* **TO DO**
Reproduce every one of the following lines verbatim, omitting any pictures from your answer.

* **AVAILABLE RECORDS**
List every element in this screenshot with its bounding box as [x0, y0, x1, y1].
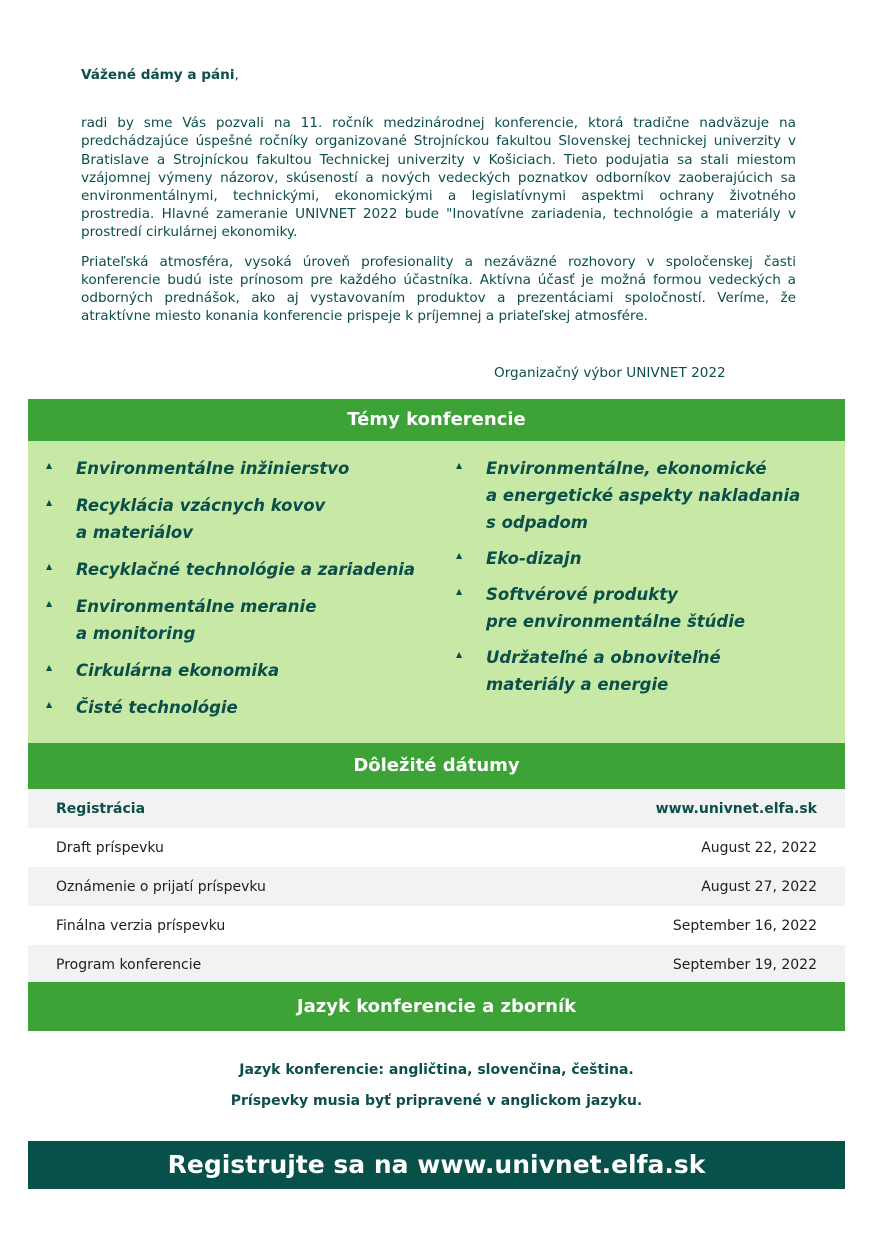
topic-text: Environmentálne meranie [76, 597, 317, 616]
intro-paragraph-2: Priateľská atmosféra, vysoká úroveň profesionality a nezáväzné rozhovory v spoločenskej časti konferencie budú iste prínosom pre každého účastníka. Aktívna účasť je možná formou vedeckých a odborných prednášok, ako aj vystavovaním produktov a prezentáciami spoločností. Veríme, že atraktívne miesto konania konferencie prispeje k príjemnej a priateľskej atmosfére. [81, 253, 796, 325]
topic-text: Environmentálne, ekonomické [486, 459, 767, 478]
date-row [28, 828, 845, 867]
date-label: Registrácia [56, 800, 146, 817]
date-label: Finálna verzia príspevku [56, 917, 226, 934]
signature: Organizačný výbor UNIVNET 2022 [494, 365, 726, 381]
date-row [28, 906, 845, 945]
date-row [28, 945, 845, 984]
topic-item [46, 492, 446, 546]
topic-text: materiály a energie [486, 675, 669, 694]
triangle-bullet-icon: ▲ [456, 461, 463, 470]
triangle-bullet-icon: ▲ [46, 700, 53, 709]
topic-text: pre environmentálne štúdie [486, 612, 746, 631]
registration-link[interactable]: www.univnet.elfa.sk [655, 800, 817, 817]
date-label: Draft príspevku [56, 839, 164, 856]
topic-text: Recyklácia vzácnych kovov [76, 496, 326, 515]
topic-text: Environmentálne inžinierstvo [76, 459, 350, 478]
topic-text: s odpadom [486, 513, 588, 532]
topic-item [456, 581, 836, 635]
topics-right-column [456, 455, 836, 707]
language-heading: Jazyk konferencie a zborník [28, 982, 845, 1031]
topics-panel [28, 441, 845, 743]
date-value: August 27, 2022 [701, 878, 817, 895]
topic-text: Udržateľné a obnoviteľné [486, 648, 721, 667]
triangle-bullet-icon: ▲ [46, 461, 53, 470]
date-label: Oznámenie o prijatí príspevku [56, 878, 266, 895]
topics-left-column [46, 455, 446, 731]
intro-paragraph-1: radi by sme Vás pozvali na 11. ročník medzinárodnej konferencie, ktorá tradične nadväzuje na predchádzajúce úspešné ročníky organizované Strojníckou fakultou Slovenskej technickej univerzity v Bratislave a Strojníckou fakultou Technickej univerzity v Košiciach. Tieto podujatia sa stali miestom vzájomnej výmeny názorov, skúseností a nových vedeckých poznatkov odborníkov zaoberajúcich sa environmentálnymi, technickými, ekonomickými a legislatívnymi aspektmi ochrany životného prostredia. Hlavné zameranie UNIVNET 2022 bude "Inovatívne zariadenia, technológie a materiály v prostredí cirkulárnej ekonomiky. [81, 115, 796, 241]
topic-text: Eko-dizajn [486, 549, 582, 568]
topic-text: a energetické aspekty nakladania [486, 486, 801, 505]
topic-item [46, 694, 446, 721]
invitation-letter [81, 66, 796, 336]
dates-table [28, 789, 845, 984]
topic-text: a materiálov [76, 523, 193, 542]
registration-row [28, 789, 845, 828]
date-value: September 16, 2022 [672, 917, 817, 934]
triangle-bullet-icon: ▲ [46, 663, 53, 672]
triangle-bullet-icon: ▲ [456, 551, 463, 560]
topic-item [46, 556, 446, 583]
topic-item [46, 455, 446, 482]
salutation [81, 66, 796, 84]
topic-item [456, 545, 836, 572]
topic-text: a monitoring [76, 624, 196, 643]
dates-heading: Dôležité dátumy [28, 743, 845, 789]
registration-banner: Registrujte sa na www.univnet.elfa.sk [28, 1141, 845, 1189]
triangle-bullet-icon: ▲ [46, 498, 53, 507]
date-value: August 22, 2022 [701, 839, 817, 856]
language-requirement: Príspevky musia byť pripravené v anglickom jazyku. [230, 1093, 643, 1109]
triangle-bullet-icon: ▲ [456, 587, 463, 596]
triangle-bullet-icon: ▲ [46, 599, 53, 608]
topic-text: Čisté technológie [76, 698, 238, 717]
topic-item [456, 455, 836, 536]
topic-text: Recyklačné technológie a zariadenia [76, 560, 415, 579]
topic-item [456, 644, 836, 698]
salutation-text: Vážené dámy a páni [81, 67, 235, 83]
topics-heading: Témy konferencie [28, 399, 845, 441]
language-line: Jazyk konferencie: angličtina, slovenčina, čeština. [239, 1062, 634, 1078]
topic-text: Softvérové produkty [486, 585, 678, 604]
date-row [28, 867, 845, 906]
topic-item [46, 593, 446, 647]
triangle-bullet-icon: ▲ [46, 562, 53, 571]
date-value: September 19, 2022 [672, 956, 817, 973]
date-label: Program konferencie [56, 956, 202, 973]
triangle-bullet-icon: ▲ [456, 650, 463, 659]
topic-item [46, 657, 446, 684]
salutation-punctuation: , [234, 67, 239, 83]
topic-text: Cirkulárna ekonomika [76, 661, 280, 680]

* **EXPECTED OUTPUT**
List every element in this screenshot with its bounding box as [x0, y0, x1, y1].
topic-text: Environmentálne meranie [76, 597, 317, 616]
intro-paragraph-2: Priateľská atmosféra, vysoká úroveň profesionality a nezáväzné rozhovory v spoločenskej časti konferencie budú iste prínosom pre každého účastníka. Aktívna účasť je možná formou vedeckých a odborných prednášok, ako aj vystavovaním produktov a prezentáciami spoločností. Veríme, že atraktívne miesto konania konferencie prispeje k príjemnej a priateľskej atmosfére. [81, 253, 796, 325]
topic-text: Environmentálne, ekonomické [486, 459, 767, 478]
date-row [28, 828, 845, 867]
date-label: Registrácia [56, 800, 146, 817]
date-label: Finálna verzia príspevku [56, 917, 226, 934]
signature: Organizačný výbor UNIVNET 2022 [494, 365, 726, 381]
date-row [28, 906, 845, 945]
date-row [28, 945, 845, 984]
topic-item [46, 492, 446, 546]
topic-text: materiály a energie [486, 675, 669, 694]
triangle-bullet-icon: ▲ [456, 461, 463, 470]
triangle-bullet-icon: ▲ [46, 700, 53, 709]
topic-text: pre environmentálne štúdie [486, 612, 746, 631]
registration-link[interactable]: www.univnet.elfa.sk [655, 800, 817, 817]
date-label: Draft príspevku [56, 839, 164, 856]
topic-text: Recyklácia vzácnych kovov [76, 496, 326, 515]
topic-text: Environmentálne inžinierstvo [76, 459, 350, 478]
topic-text: s odpadom [486, 513, 588, 532]
topic-item [456, 581, 836, 635]
topics-right-column [456, 455, 836, 707]
language-heading: Jazyk konferencie a zborník [28, 982, 845, 1031]
topics-panel [28, 441, 845, 743]
date-value: August 27, 2022 [701, 878, 817, 895]
topic-text: Udržateľné a obnoviteľné [486, 648, 721, 667]
triangle-bullet-icon: ▲ [46, 461, 53, 470]
date-label: Oznámenie o prijatí príspevku [56, 878, 266, 895]
topics-left-column [46, 455, 446, 731]
intro-paragraph-1: radi by sme Vás pozvali na 11. ročník medzinárodnej konferencie, ktorá tradične nadväzuje na predchádzajúce úspešné ročníky organizované Strojníckou fakultou Slovenskej technickej univerzity v Bratislave a Strojníckou fakultou Technickej univerzity v Košiciach. Tieto podujatia sa stali miestom vzájomnej výmeny názorov, skúseností a nových vedeckých poznatkov odborníkov zaoberajúcich sa environmentálnymi, technickými, ekonomickými a legislatívnymi aspektmi ochrany životného prostredia. Hlavné zameranie UNIVNET 2022 bude "Inovatívne zariadenia, technológie a materiály v prostredí cirkulárnej ekonomiky. [81, 115, 796, 241]
topic-text: Eko-dizajn [486, 549, 582, 568]
topic-text: a energetické aspekty nakladania [486, 486, 801, 505]
topic-item [46, 694, 446, 721]
invitation-letter [81, 66, 796, 336]
dates-table [28, 789, 845, 984]
topic-text: a materiálov [76, 523, 193, 542]
registration-row [28, 789, 845, 828]
date-value: September 16, 2022 [672, 917, 817, 934]
triangle-bullet-icon: ▲ [46, 663, 53, 672]
triangle-bullet-icon: ▲ [456, 551, 463, 560]
topic-item [46, 556, 446, 583]
topic-item [46, 455, 446, 482]
salutation [81, 66, 796, 84]
topic-item [456, 545, 836, 572]
topic-text: a monitoring [76, 624, 196, 643]
dates-heading: Dôležité dátumy [28, 743, 845, 789]
registration-banner: Registrujte sa na www.univnet.elfa.sk [28, 1141, 845, 1189]
triangle-bullet-icon: ▲ [46, 498, 53, 507]
date-value: August 22, 2022 [701, 839, 817, 856]
language-requirement: Príspevky musia byť pripravené v anglickom jazyku. [230, 1093, 643, 1109]
triangle-bullet-icon: ▲ [456, 587, 463, 596]
triangle-bullet-icon: ▲ [46, 599, 53, 608]
topic-text: Čisté technológie [76, 698, 238, 717]
topic-item [456, 455, 836, 536]
topic-text: Recyklačné technológie a zariadenia [76, 560, 415, 579]
topic-item [456, 644, 836, 698]
salutation-text: Vážené dámy a páni [81, 67, 235, 83]
topics-heading: Témy konferencie [28, 399, 845, 441]
language-line: Jazyk konferencie: angličtina, slovenčina, čeština. [239, 1062, 634, 1078]
topic-text: Softvérové produkty [486, 585, 678, 604]
date-row [28, 867, 845, 906]
topic-item [46, 593, 446, 647]
triangle-bullet-icon: ▲ [46, 562, 53, 571]
date-value: September 19, 2022 [672, 956, 817, 973]
date-label: Program konferencie [56, 956, 202, 973]
triangle-bullet-icon: ▲ [456, 650, 463, 659]
topic-item [46, 657, 446, 684]
salutation-punctuation: , [234, 67, 239, 83]
topic-text: Cirkulárna ekonomika [76, 661, 280, 680]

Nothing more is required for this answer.